- **À faire**
(A) Selon l'entretien, pourquoi le second du capitaine est-il comparé à un directeur de production ?
(B) Recopiez dans l'entretien le passage qui commence par les mots contenant « Quand Zico s'enfonce » et se termine par « de cette scène ? ».

- **Passage à examiner**
- - - -

Quand Zico s'enfonce dans la salle des machines, on a l'impression qu'il meurt et qu'il renaît sous les traits d'un capitaine. Etait-ce le sens de cette scène ?
La séquence où il descend dans la cale jusqu’au moment où il ressort des entrailles du bateau est onirique. Tout est idyllique : la baignade, la bonne entente entre les hommes, la joie de tous mais ce n'est que du rêve. Zico a été sonné par l'explosion. Il se relève et très vite il devient le capitaine de sa barque, c'est-à-dire maître de son destin.

Zico est-il une projection du capitaine jeune ?
Pour moi, le capitaine et son second sont tous les deux des projections de Zico. L'un, séducteur charismatique un peu fêlé, qui n'a jamais cessé de rêver, même s'il ne sait pas où il va. L'autre incarne une forme de raison et de reddition face au risque. Il voit tout ce qui ne fonctionne pas. C'est le directeur de production, en somme ! Cette équipée rocambolesque c’est un peu une métaphore du cinéma.

Parlez-nous de vos choix de casting.

- - - -

- **Enregistrements fournis**
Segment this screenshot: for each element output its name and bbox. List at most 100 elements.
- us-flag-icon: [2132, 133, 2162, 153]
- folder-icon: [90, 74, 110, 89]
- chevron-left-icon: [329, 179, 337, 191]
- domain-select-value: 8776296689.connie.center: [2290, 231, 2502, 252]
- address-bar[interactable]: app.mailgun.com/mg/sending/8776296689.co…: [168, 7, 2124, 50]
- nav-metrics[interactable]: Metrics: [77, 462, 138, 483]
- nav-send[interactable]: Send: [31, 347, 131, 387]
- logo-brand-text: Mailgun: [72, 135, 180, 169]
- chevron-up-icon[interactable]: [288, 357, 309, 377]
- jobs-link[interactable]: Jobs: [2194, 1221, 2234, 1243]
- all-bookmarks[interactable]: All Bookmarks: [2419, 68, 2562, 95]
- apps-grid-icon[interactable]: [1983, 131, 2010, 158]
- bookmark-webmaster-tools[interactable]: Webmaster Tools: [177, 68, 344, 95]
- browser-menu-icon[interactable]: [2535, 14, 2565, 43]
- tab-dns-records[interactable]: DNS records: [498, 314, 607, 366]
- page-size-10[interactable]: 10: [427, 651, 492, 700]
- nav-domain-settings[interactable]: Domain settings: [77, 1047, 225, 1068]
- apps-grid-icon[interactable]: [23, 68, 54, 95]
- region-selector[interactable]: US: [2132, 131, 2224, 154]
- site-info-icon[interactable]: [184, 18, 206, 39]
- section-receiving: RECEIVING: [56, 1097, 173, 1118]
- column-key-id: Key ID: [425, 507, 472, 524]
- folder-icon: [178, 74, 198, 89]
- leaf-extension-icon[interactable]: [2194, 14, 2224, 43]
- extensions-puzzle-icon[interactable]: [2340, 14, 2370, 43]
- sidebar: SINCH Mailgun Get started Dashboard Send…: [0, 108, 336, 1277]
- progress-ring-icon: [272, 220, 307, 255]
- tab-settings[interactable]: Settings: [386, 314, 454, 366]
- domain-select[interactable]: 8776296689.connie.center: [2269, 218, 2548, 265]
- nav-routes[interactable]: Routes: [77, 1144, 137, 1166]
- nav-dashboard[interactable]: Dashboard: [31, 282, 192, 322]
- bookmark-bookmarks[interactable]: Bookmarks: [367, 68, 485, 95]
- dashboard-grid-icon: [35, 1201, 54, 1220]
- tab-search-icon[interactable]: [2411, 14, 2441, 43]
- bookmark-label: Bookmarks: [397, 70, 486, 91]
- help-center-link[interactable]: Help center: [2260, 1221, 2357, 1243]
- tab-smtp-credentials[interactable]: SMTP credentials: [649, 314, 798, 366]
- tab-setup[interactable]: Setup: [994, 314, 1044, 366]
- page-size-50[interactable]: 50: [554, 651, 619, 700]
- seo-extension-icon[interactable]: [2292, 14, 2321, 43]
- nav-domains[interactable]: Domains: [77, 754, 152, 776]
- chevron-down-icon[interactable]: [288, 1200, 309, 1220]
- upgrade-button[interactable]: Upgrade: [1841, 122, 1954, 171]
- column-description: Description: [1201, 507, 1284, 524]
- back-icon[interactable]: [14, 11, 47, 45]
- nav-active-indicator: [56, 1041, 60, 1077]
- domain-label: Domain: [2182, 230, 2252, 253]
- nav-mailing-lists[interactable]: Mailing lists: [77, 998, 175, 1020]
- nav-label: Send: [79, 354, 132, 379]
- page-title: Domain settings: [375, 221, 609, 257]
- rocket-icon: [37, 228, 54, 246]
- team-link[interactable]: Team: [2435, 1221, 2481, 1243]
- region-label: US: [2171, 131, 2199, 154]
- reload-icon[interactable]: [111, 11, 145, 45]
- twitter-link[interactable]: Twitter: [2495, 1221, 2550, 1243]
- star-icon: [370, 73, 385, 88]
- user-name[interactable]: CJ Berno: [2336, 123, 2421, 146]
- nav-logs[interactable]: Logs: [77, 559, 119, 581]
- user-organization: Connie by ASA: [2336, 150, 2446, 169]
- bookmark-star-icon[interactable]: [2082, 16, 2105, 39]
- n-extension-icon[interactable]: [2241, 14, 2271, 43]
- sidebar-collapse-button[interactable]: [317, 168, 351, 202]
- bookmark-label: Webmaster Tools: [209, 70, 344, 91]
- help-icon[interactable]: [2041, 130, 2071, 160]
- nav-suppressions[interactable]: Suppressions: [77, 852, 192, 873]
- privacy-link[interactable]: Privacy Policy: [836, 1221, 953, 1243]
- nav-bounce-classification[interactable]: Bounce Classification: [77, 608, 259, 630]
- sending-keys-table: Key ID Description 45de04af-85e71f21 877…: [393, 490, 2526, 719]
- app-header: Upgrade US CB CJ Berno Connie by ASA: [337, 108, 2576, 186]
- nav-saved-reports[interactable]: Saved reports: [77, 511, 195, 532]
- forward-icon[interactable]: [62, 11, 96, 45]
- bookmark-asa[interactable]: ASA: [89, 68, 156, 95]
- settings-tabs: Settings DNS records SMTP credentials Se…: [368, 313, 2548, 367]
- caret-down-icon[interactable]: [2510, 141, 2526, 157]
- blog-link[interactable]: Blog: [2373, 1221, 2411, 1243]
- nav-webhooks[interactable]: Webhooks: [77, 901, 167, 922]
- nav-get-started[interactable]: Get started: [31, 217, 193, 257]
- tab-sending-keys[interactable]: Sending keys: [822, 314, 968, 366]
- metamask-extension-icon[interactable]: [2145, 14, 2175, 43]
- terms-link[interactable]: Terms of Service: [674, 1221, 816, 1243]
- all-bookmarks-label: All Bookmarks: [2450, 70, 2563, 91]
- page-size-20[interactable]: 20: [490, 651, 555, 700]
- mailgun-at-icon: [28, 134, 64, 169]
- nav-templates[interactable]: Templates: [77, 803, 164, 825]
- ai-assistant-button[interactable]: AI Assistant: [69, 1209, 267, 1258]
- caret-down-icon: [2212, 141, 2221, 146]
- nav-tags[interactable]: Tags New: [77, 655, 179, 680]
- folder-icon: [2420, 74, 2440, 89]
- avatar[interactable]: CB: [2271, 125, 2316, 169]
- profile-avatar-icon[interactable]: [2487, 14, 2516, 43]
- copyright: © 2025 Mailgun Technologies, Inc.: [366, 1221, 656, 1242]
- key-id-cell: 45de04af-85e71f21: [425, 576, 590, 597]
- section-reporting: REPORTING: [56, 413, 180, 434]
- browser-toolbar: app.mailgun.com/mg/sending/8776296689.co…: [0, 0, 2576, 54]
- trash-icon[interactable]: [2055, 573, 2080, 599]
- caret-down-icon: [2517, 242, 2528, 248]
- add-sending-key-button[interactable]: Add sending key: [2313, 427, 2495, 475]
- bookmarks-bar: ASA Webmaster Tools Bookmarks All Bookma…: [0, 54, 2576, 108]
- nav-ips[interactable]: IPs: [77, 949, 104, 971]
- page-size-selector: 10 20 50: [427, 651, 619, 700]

- - - -

- **Résultats par tâche**
(A) Il incarne une forme de raison et de reddition face au risque, et il voit tout ce qui ne fonctionne pas.

(B)
Quand Zico s'enfonce dans la salle des machines, on a l'impression qu'il meurt et qu'il renaît sous les traits d'un capitaine. Etait-ce le sens de cette scène ?